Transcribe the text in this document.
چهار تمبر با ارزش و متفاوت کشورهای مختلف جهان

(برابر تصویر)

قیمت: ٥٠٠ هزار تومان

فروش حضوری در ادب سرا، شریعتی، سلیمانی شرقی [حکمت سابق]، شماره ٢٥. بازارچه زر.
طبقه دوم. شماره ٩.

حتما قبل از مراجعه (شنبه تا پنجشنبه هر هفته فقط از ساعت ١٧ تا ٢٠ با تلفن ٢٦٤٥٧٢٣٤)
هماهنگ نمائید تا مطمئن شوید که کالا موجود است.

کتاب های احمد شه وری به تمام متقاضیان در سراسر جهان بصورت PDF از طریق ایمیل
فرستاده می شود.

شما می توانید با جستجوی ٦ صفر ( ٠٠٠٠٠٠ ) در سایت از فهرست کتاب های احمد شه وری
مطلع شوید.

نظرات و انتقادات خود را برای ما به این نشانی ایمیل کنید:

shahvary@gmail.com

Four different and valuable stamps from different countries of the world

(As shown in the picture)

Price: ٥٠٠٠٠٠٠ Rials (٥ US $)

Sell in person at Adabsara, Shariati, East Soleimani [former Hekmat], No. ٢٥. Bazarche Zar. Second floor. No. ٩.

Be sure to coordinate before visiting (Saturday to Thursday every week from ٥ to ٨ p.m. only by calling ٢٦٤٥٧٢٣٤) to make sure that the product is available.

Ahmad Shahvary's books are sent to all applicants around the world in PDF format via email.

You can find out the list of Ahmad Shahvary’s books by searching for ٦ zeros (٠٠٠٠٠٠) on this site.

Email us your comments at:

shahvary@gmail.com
•••
→ **EXERCISE PROMPT**: All of the entries should be written out again exactly.

→ **EXERCISE SOLUTION**:
Transcribe the text in this document.
چهار تمبر با ارزش و متفاوت کشورهای مختلف جهان

(برابر تصویر)

قیمت: ٥٠٠ هزار تومان

فروش حضوری در ادب سرا، شریعتی، سلیمانی شرقی [حکمت سابق]، شماره ٢٥. بازارچه زر.
طبقه دوم. شماره ٩.

حتما قبل از مراجعه (شنبه تا پنجشنبه هر هفته فقط از ساعت ١٧ تا ٢٠ با تلفن ٢٦٤٥٧٢٣٤)
هماهنگ نمائید تا مطمئن شوید که کالا موجود است.

کتاب های احمد شه وری به تمام متقاضیان در سراسر جهان بصورت PDF از طریق ایمیل
فرستاده می شود.

شما می توانید با جستجوی ٦ صفر ( ٠٠٠٠٠٠ ) در سایت از فهرست کتاب های احمد شه وری
مطلع شوید.

نظرات و انتقادات خود را برای ما به این نشانی ایمیل کنید:

shahvary@gmail.com

Four different and valuable stamps from different countries of the world

(As shown in the picture)

Price: ٥٠٠٠٠٠٠ Rials (٥ US $)

Sell in person at Adabsara, Shariati, East Soleimani [former Hekmat], No. ٢٥. Bazarche Zar. Second floor. No. ٩.

Be sure to coordinate before visiting (Saturday to Thursday every week from ٥ to ٨ p.m. only by calling ٢٦٤٥٧٢٣٤) to make sure that the product is available.

Ahmad Shahvary's books are sent to all applicants around the world in PDF format via email.

You can find out the list of Ahmad Shahvary’s books by searching for ٦ zeros (٠٠٠٠٠٠) on this site.

Email us your comments at:

shahvary@gmail.com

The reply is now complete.